#### Given request:
List all lines of the data containing the word "oleh".

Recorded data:

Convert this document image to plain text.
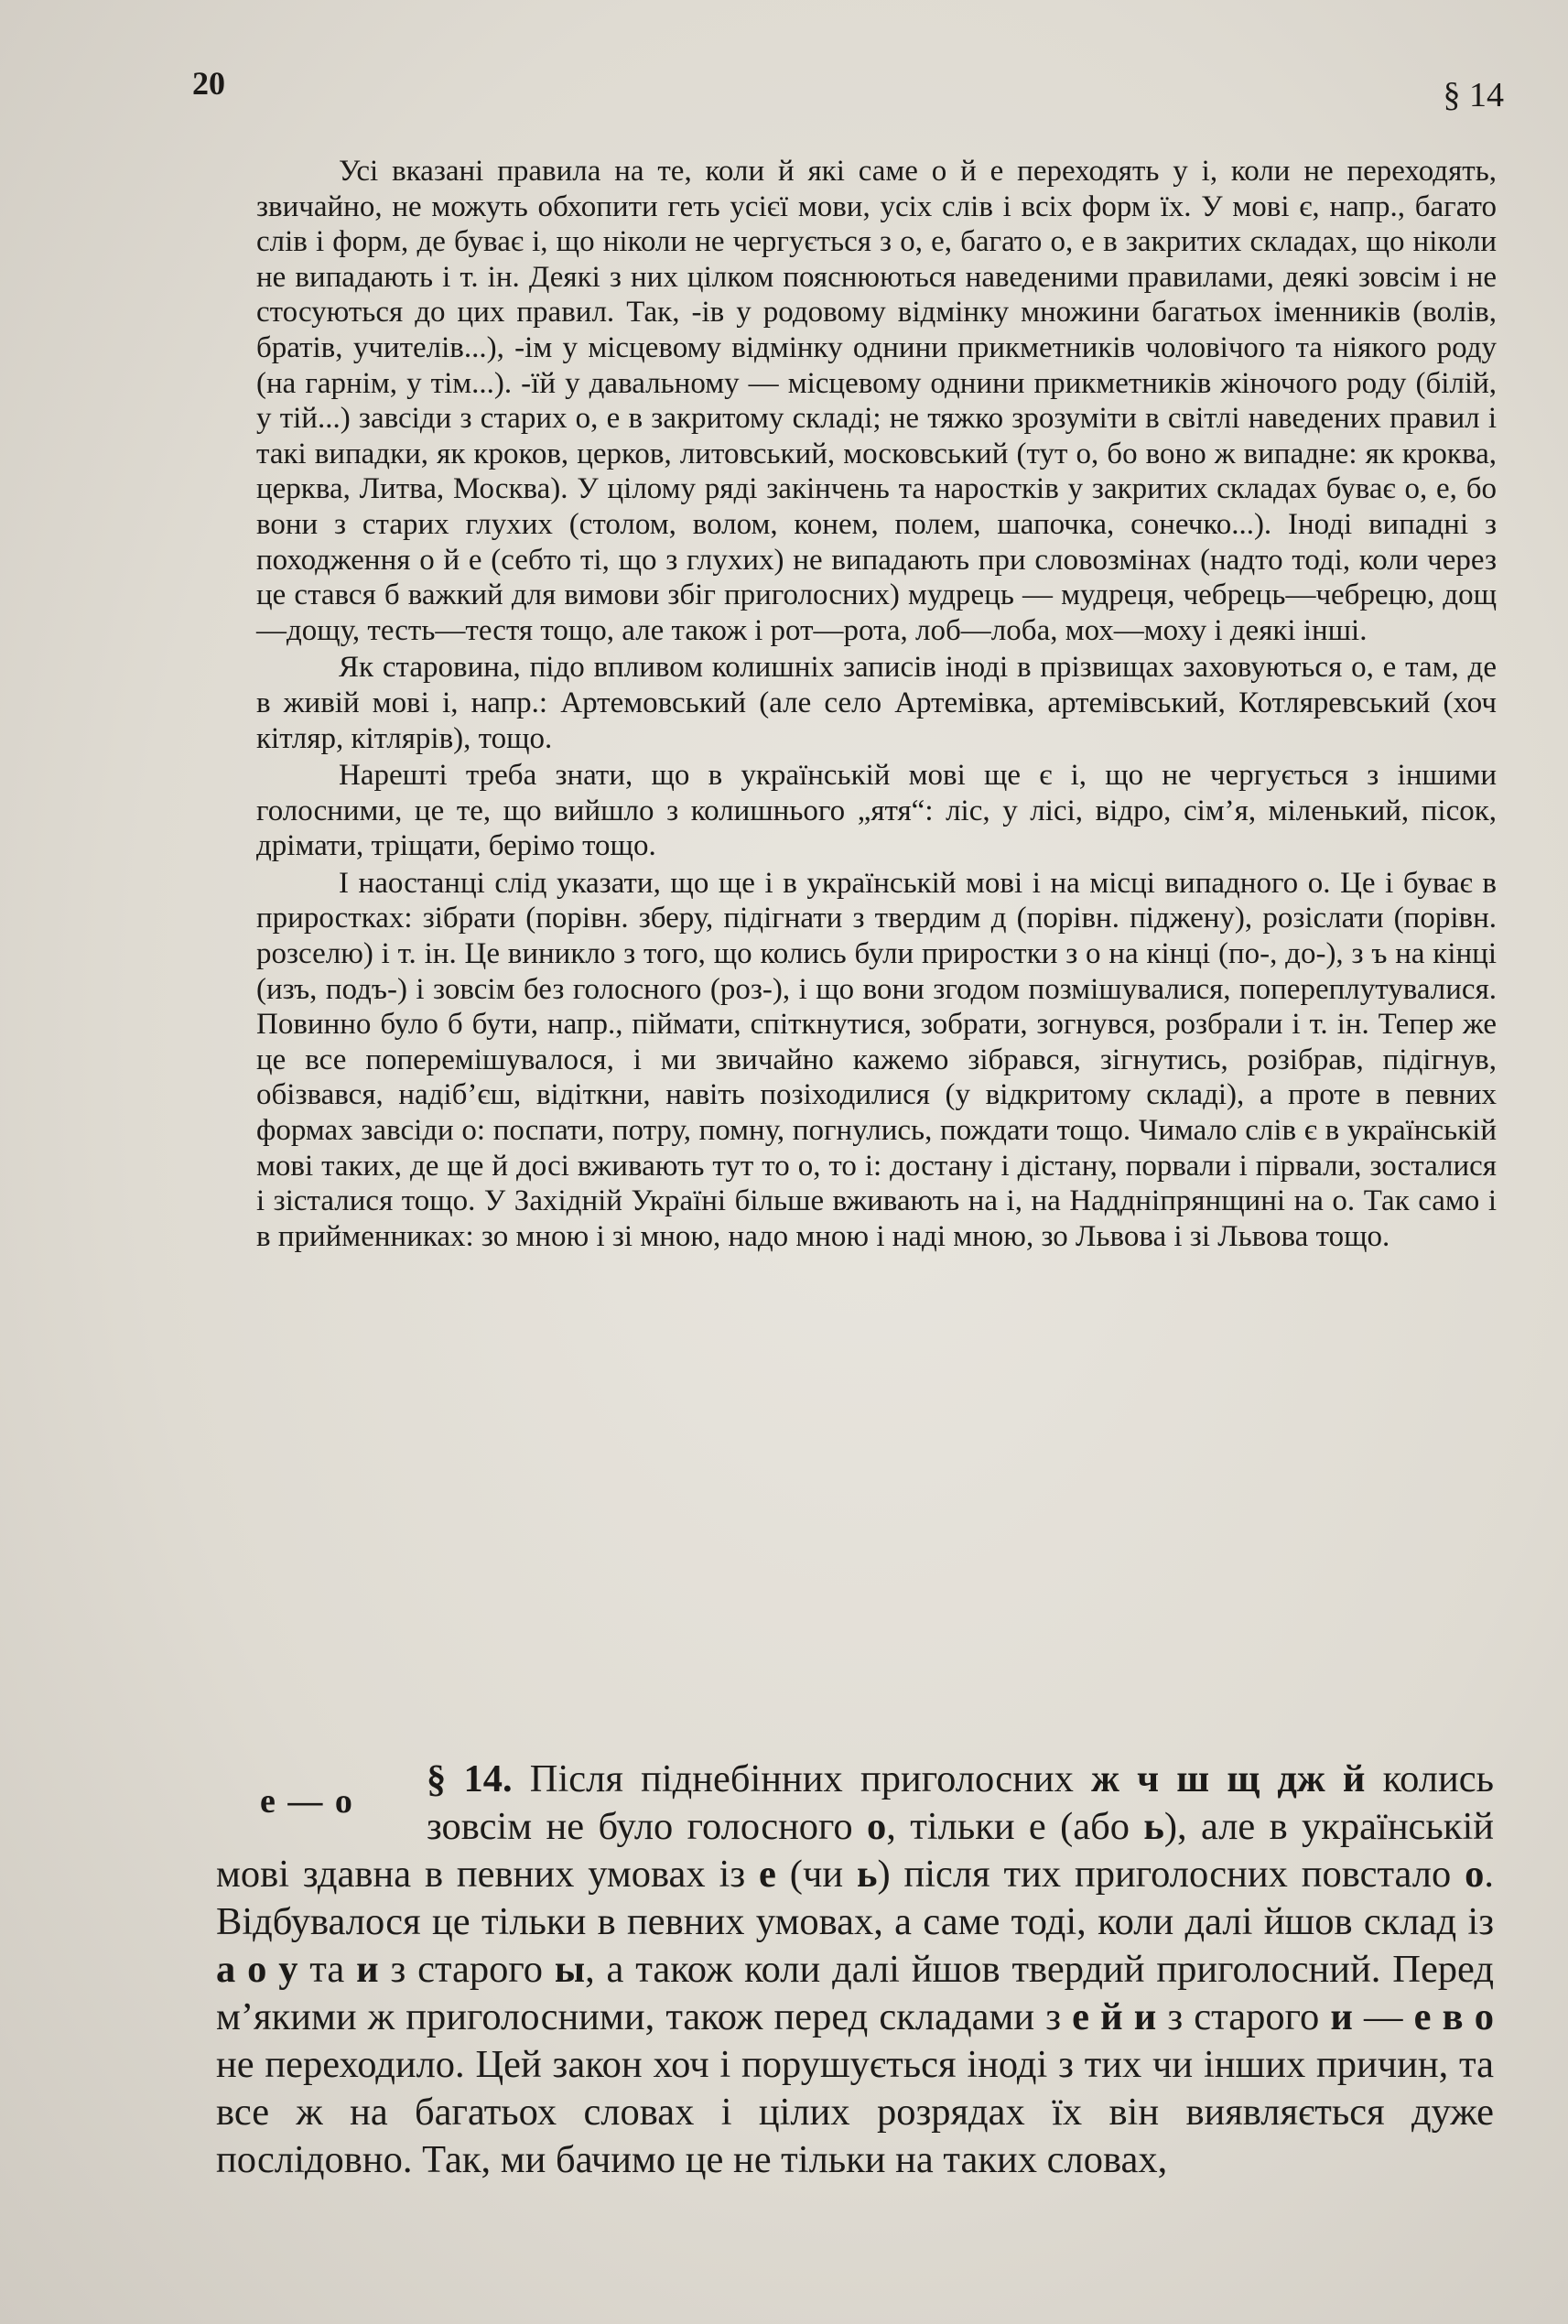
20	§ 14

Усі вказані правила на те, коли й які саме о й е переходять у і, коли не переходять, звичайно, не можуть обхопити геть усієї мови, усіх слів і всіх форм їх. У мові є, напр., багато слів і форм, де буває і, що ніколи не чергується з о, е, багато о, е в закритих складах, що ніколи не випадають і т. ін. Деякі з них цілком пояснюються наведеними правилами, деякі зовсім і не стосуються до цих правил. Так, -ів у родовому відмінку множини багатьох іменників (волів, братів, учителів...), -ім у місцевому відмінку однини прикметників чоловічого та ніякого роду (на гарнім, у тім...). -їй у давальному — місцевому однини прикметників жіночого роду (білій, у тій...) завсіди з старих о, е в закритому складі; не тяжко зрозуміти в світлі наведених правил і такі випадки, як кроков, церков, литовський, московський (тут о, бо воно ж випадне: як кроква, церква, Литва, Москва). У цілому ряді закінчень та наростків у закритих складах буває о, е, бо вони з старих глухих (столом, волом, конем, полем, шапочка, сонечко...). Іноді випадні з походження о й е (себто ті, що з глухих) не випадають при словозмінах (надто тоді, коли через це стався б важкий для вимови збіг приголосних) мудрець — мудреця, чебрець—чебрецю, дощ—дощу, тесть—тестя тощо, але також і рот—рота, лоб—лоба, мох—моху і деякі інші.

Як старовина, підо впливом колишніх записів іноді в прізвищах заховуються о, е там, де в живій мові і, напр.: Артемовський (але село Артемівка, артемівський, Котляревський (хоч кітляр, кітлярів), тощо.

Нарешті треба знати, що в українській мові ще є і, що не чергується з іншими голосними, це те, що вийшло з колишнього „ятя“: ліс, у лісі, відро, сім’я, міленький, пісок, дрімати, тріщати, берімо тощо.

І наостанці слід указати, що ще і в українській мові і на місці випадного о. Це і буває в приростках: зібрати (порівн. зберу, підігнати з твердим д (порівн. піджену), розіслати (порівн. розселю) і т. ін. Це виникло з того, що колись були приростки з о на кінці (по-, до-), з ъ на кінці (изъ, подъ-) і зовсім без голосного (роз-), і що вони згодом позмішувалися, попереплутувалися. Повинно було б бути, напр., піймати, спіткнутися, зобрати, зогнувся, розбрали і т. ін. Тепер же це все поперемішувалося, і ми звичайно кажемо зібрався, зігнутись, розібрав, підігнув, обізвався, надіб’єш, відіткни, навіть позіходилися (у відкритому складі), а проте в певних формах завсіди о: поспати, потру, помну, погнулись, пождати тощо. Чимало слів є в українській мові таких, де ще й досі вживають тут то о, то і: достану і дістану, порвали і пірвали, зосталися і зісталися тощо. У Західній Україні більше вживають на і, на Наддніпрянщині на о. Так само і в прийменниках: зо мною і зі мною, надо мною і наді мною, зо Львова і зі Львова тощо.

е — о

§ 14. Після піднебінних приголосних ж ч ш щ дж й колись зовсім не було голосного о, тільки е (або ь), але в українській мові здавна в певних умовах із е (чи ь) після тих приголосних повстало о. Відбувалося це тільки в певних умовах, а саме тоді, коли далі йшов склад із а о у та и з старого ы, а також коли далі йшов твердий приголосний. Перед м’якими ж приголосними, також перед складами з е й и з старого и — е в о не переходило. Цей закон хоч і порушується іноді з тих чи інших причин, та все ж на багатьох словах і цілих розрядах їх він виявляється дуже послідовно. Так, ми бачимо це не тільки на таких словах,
...
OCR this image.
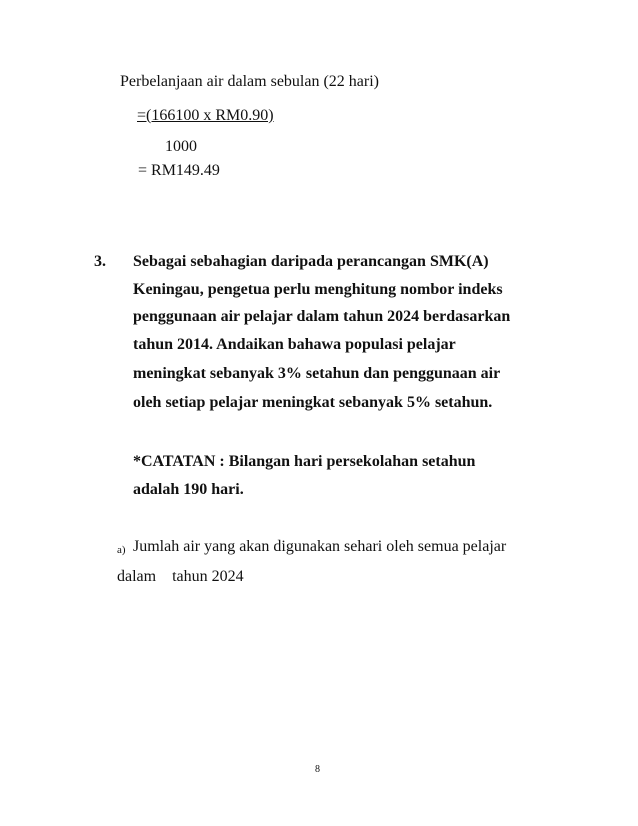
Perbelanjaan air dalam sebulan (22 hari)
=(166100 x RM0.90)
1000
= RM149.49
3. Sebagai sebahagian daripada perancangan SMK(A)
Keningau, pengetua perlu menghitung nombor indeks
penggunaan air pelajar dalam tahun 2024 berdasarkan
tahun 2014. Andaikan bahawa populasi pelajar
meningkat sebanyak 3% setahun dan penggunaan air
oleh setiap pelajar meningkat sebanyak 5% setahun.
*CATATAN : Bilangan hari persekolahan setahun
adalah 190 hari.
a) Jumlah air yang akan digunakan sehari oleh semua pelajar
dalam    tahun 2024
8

#### Task response:
oleh setiap pelajar meningkat sebanyak 5% setahun.
a) Jumlah air yang akan digunakan sehari oleh semua pelajar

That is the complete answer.